[INSTRUCTIONS FOR THE TASK]:
Each of the records that follow needs an exact reproduction.

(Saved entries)
----------------

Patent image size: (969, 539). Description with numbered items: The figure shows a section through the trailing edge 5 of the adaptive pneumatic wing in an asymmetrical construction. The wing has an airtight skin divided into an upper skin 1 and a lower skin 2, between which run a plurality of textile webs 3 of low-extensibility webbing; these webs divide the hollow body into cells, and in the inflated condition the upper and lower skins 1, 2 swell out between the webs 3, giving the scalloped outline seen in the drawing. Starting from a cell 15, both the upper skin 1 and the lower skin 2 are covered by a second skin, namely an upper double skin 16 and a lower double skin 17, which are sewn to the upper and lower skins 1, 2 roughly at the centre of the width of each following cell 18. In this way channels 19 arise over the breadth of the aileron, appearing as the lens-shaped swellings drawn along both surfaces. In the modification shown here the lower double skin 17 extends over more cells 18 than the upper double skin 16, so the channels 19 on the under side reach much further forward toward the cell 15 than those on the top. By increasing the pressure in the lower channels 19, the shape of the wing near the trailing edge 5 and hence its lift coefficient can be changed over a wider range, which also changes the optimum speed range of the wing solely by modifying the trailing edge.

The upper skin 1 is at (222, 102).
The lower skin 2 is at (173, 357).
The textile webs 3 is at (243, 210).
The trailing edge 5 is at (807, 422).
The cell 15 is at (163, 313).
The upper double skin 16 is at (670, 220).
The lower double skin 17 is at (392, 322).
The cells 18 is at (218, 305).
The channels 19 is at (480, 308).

----------------

[ANSWER TO THE EXERCISE]:
Patent image size: (969, 539). Description with numbered items: The figure shows a section through the trailing edge 5 of the adaptive pneumatic wing in an asymmetrical construction. The wing has an airtight skin divided into an upper skin 1 and a lower skin 2, between which run a plurality of textile webs 3 of low-extensibility webbing; these webs divide the hollow body into cells, and in the inflated condition the upper and lower skins 1, 2 swell out between the webs 3, giving the scalloped outline seen in the drawing. Starting from a cell 15, both the upper skin 1 and the lower skin 2 are covered by a second skin, namely an upper double skin 16 and a lower double skin 17, which are sewn to the upper and lower skins 1, 2 roughly at the centre of the width of each following cell 18. In this way channels 19 arise over the breadth of the aileron, appearing as the lens-shaped swellings drawn along both surfaces. In the modification shown here the lower double skin 17 extends over more cells 18 than the upper double skin 16, so the channels 19 on the under side reach much further forward toward the cell 15 than those on the top. By increasing the pressure in the lower channels 19, the shape of the wing near the trailing edge 5 and hence its lift coefficient can be changed over a wider range, which also changes the optimum speed range of the wing solely by modifying the trailing edge.

The upper skin 1 is at (222, 102).
The lower skin 2 is at (173, 357).
The textile webs 3 is at (243, 210).
The trailing edge 5 is at (807, 422).
The cell 15 is at (163, 313).
The upper double skin 16 is at (670, 220).
The lower double skin 17 is at (392, 322).
The cells 18 is at (218, 305).
The channels 19 is at (480, 308).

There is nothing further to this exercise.